TASK DESCRIPTION: Can you copy out the passage on the WikiLeaks Tunisia cables below, word for word and in full?

EXTRACT:
━━━━━━

The yacht was owned by the head of the Paris office of the investment bank Lazard Frères and was seized by two Trabelsis and repainted. One of the two, Imed Trabelsi, a nephew of Ben Ali, was stabbed to death at the airport in Tunis over the weekend as he attempted to flee the country, when a crowd of anti-regime demonstrators recognized him as a member of the hated “first family.”

July 17, 2009: A dispatch headlined “A Troubled Tunisia: What Should We Do?” describes the regime as “sclerotic” and with no clear successor to Ben Ali. “Many Tunisians are frustrated by the lack of political freedom and angered by First Family corruption, high unemployment and regional inequities,” the US ambassador reports. With 2009 an election year, “Ben Ali is certain to be reelected by a wide margin in a process that will be neither free nor fair.”

July 27, 2009: The cable gives an account of the private dinner for Ambassador Godec and his wife at the home of Mohammed Saker El Materi, Ben Ali’s son-in-law, and his wife Nesrine, the president’s daughter. Godec describes the luxurious conditions in which the family lives, including fountains (in a desert country) and a caged tiger. He calls El Materi “demanding, vain and difficult,” his wife “naïve and clueless,” concluding: “The opulence with which El Materi and Nesrine live and their behavior make clear why they and other members of Ben Ali’s family are disliked and even hated by some Tunisians.”

The American media has reported the corruption cables, but has kept silent on three other cables released by WikiLeaks which document the direct collaboration of the US government, under both Bush and Obama, with torture in Tunisian prisons.

March 3, 2008: The cable reports the results of a three-day visit to Tunis by assistant secretary of state David Welch for talks with Ben Ali on terrorism and other regional issues. Ben Ali promised “to cooperate with the United States without inhibitions.” This language has grisly implications, given the widespread use of torture by both Tunisian and American interrogators.

━━━━━━

DATA:

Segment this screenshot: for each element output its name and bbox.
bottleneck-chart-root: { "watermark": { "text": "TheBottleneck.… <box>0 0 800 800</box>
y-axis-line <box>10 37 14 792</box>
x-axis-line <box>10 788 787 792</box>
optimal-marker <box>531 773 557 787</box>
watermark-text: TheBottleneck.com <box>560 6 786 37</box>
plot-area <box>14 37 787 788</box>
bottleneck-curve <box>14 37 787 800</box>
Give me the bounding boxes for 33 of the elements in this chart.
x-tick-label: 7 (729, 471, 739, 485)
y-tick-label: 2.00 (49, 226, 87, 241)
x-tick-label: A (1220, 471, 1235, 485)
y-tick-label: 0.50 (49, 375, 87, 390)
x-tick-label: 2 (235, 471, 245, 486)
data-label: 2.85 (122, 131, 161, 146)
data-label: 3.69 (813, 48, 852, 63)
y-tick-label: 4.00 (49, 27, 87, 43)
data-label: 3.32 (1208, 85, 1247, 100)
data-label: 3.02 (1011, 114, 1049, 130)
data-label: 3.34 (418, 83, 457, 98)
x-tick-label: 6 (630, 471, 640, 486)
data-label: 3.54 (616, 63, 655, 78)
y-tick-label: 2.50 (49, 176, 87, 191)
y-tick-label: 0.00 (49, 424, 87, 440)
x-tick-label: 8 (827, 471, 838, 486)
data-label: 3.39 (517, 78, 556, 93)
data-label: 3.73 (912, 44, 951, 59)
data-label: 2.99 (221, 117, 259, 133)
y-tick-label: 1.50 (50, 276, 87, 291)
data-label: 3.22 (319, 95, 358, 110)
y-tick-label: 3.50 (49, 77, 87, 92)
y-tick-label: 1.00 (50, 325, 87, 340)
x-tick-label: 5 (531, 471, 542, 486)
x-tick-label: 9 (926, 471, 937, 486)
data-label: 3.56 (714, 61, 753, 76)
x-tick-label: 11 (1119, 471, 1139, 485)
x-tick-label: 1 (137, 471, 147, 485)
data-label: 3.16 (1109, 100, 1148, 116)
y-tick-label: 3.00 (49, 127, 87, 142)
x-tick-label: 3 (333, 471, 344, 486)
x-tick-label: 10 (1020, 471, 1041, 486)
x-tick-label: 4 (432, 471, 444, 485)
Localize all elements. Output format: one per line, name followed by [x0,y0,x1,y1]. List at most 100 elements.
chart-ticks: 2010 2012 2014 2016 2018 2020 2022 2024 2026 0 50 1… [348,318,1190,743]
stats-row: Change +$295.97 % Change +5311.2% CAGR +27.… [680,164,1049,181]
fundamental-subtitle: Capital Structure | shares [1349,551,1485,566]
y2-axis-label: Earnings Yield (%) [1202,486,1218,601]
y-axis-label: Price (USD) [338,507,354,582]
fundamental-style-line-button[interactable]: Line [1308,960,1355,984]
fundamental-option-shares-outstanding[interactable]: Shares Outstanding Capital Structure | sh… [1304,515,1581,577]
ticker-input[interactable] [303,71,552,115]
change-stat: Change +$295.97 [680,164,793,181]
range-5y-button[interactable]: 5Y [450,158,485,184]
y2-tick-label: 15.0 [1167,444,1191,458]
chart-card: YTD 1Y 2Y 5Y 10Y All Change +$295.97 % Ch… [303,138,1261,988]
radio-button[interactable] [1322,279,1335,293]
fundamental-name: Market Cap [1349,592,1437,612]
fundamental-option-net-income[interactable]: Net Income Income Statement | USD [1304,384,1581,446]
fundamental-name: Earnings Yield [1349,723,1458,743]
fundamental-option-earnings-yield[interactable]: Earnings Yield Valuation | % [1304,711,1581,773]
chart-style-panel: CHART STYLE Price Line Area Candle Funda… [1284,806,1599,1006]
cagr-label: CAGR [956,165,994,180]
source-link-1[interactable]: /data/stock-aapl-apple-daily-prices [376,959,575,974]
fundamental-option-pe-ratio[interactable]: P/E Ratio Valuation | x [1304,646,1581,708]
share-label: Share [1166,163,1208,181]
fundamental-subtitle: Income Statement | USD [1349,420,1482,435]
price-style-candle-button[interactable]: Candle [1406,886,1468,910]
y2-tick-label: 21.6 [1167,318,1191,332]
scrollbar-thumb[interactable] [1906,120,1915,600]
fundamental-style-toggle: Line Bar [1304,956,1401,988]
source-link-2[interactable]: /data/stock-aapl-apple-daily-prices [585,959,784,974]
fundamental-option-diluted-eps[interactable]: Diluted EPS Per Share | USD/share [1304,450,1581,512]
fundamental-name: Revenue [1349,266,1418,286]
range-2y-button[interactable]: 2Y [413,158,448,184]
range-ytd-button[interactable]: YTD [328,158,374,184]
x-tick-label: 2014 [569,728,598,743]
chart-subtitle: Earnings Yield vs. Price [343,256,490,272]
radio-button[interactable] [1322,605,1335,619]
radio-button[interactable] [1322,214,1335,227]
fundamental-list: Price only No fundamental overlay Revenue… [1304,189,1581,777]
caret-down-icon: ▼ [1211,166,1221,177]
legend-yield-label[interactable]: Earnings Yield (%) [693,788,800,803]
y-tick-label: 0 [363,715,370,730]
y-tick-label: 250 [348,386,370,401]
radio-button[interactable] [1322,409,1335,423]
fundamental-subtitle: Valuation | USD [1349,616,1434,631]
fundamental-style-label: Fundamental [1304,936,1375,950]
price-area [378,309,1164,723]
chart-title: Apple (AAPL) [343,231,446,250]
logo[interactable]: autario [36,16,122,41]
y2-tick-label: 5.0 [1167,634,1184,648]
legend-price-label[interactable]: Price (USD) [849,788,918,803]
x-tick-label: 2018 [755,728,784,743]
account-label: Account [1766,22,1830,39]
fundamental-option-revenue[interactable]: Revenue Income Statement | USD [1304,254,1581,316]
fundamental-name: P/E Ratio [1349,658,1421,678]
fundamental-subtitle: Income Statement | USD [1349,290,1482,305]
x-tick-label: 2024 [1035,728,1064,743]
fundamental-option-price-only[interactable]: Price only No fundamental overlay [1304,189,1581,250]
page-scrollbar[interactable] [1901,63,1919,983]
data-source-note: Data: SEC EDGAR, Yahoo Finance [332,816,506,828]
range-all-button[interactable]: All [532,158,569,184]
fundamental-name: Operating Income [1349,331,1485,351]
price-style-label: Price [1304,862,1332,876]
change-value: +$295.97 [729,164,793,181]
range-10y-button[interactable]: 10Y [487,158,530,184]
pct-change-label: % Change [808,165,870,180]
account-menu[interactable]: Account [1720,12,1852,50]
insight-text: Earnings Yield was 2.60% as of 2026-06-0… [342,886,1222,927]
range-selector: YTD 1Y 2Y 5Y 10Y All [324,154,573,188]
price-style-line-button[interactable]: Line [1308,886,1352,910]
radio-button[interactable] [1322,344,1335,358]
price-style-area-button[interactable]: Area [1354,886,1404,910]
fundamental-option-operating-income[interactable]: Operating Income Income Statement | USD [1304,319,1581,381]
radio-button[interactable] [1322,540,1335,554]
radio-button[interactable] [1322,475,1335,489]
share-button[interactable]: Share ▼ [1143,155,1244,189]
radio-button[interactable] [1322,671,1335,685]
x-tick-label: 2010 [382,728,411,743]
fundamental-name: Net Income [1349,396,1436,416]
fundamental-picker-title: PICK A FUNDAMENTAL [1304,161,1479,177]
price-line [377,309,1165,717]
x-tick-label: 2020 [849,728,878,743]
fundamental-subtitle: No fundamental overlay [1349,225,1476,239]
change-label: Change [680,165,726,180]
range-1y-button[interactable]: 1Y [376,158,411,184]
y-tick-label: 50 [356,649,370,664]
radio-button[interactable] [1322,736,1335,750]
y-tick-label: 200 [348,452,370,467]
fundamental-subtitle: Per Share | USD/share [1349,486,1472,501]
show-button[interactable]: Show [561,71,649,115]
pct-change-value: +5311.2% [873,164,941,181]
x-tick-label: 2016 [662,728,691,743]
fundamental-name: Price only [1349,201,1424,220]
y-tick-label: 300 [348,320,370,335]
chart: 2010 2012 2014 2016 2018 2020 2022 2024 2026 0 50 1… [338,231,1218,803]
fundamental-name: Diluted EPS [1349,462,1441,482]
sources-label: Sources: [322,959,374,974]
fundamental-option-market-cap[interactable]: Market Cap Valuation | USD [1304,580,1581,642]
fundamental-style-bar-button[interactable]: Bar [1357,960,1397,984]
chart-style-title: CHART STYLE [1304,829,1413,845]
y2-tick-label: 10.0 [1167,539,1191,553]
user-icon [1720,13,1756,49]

━━━━━━

ANSWER FOR THIS EXERCISE:
The yacht was owned by the head of the Paris office of the investment bank Lazard Frères and was seized by two Trabelsis and repainted. One of the two, Imed Trabelsi, a nephew of Ben Ali, was stabbed to death at the airport in Tunis over the weekend as he attempted to flee the country, when a crowd of anti-regime demonstrators recognized him as a member of the hated “first family.”

July 17, 2009: A dispatch headlined “A Troubled Tunisia: What Should We Do?” describes the regime as “sclerotic” and with no clear successor to Ben Ali. “Many Tunisians are frustrated by the lack of political freedom and angered by First Family corruption, high unemployment and regional inequities,” the US ambassador reports. With 2009 an election year, “Ben Ali is certain to be reelected by a wide margin in a process that will be neither free nor fair.”

July 27, 2009: The cable gives an account of the private dinner for Ambassador Godec and his wife at the home of Mohammed Saker El Materi, Ben Ali’s son-in-law, and his wife Nesrine, the president’s daughter. Godec describes the luxurious conditions in which the family lives, including fountains (in a desert country) and a caged tiger. He calls El Materi “demanding, vain and difficult,” his wife “naïve and clueless,” concluding: “The opulence with which El Materi and Nesrine live and their behavior make clear why they and other members of Ben Ali’s family are disliked and even hated by some Tunisians.”

The American media has reported the corruption cables, but has kept silent on three other cables released by WikiLeaks which document the direct collaboration of the US government, under both Bush and Obama, with torture in Tunisian prisons.

March 3, 2008: The cable reports the results of a three-day visit to Tunis by assistant secretary of state David Welch for talks with Ben Ali on terrorism and other regional issues. Ben Ali promised “to cooperate with the United States without inhibitions.” This language has grisly implications, given the widespread use of torture by both Tunisian and American interrogators.